→ Aim of the exercise:
Filter this data down to the lines that hold "JSON", and copy them.

[Collected data entries]
## Start

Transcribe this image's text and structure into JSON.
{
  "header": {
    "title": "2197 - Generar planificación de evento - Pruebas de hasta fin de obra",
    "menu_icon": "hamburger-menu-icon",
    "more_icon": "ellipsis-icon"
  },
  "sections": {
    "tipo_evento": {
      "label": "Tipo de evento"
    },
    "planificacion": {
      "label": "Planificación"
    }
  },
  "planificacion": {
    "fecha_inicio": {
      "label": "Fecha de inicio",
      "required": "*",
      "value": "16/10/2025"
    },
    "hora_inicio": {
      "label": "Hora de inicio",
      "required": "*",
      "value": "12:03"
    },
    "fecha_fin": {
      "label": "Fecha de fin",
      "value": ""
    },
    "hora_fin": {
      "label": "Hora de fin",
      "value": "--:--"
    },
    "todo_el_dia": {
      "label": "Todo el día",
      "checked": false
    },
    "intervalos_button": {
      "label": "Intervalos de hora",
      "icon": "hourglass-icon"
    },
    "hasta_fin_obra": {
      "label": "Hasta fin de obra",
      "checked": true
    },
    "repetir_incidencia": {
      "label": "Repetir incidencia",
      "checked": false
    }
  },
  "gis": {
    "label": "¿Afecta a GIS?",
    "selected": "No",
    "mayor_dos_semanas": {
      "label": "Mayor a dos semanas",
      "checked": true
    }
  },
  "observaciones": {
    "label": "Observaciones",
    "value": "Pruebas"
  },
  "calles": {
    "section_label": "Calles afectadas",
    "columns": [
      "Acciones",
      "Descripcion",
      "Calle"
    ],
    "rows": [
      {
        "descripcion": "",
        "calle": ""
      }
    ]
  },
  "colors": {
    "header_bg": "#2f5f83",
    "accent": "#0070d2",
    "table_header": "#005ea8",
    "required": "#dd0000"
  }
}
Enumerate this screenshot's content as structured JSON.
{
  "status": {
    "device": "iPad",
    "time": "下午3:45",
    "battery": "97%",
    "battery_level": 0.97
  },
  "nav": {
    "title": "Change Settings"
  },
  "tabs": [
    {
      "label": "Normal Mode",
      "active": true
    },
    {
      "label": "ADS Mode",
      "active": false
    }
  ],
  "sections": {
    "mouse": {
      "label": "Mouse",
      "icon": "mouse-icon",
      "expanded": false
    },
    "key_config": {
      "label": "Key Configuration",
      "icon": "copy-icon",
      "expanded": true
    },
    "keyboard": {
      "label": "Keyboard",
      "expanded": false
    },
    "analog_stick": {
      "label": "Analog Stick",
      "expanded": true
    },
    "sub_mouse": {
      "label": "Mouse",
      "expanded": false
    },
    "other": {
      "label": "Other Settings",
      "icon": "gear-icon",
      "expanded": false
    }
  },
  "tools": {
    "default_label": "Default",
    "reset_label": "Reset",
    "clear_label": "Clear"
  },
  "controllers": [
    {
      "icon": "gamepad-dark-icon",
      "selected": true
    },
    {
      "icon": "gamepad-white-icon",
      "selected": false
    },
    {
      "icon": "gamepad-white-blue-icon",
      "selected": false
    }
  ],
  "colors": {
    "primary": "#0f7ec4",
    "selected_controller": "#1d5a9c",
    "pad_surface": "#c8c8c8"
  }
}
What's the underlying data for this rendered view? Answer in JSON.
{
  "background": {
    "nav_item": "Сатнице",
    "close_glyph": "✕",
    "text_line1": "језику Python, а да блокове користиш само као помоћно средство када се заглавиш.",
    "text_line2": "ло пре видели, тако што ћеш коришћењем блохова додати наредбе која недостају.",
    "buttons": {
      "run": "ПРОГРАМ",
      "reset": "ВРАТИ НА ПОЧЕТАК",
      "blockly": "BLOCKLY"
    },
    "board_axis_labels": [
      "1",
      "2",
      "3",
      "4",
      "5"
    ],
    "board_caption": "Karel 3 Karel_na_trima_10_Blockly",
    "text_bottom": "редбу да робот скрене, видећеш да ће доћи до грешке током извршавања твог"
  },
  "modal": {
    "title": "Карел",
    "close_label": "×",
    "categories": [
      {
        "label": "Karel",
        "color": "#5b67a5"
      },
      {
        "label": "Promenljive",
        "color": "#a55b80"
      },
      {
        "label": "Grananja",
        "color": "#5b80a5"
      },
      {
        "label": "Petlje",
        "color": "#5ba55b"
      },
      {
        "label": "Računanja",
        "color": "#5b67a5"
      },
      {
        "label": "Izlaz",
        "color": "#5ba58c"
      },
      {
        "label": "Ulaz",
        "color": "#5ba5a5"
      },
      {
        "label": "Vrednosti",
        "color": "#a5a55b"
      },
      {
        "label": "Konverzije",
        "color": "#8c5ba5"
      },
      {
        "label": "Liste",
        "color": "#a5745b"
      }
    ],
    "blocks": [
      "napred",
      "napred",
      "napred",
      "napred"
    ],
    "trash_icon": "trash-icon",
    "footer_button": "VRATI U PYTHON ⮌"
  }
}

## End

→ Expected answer:
Transcribe this image's text and structure into JSON.
Enumerate this screenshot's content as structured JSON.
What's the underlying data for this rendered view? Answer in JSON.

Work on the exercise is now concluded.